Exercise task: Locate the string "amount" throughout the material and copy every line in which it occurs.

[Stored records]

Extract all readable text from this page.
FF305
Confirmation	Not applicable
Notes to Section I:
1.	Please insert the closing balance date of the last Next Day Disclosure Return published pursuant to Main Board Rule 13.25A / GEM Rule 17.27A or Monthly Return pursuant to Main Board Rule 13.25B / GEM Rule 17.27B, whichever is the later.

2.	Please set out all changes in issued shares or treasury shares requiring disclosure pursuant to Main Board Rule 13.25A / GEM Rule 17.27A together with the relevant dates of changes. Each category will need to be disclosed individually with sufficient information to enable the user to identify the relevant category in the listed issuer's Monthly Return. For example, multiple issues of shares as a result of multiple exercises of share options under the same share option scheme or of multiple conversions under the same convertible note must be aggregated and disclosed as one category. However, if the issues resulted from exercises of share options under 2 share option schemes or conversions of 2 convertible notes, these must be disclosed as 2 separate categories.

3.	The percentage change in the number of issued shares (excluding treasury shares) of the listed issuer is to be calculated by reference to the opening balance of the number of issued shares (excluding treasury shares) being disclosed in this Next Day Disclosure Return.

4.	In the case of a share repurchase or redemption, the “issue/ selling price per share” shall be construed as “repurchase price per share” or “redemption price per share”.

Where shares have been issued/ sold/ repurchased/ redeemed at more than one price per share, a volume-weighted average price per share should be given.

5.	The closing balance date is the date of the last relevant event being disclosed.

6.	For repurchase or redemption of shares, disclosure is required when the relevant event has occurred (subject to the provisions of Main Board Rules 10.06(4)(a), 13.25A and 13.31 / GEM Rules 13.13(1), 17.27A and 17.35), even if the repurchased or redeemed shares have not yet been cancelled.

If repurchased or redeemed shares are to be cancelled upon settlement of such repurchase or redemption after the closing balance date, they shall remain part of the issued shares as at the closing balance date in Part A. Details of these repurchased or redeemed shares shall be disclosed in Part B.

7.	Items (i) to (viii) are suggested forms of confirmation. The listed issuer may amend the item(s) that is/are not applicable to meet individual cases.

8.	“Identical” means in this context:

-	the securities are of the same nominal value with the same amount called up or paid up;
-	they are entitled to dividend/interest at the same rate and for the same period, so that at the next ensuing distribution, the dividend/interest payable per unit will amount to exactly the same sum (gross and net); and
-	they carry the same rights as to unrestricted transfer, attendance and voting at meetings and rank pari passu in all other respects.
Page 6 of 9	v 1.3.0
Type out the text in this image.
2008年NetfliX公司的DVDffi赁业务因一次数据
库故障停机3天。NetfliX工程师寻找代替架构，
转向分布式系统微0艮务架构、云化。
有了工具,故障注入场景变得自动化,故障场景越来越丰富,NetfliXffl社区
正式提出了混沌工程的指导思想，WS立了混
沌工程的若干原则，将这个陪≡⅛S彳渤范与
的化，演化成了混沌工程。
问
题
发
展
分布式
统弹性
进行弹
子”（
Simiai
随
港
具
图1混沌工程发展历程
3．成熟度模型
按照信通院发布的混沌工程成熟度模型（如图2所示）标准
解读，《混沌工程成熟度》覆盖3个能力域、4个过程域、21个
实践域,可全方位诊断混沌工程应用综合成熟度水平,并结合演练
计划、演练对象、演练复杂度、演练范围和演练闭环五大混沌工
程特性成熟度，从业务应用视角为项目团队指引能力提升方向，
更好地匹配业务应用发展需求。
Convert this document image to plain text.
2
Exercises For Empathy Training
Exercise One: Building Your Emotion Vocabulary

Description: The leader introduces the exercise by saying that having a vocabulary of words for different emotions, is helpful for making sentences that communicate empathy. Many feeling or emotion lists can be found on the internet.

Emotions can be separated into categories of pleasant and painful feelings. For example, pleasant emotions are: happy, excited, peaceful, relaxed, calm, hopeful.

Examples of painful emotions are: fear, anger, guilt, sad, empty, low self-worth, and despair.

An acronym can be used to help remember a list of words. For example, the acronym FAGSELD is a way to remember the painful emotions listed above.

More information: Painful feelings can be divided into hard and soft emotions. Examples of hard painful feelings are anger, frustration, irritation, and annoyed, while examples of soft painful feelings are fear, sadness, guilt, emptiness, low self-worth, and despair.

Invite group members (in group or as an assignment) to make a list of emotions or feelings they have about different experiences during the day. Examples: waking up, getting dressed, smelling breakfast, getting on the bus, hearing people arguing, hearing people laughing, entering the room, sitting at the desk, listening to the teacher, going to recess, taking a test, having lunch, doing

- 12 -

Solution:
-	the securities are of the same nominal value with the same amount called up or paid up;
-	they are entitled to dividend/interest at the same rate and for the same period, so that at the next ensuing distribution, the dividend/interest payable per unit will amount to exactly the same sum (gross and net); and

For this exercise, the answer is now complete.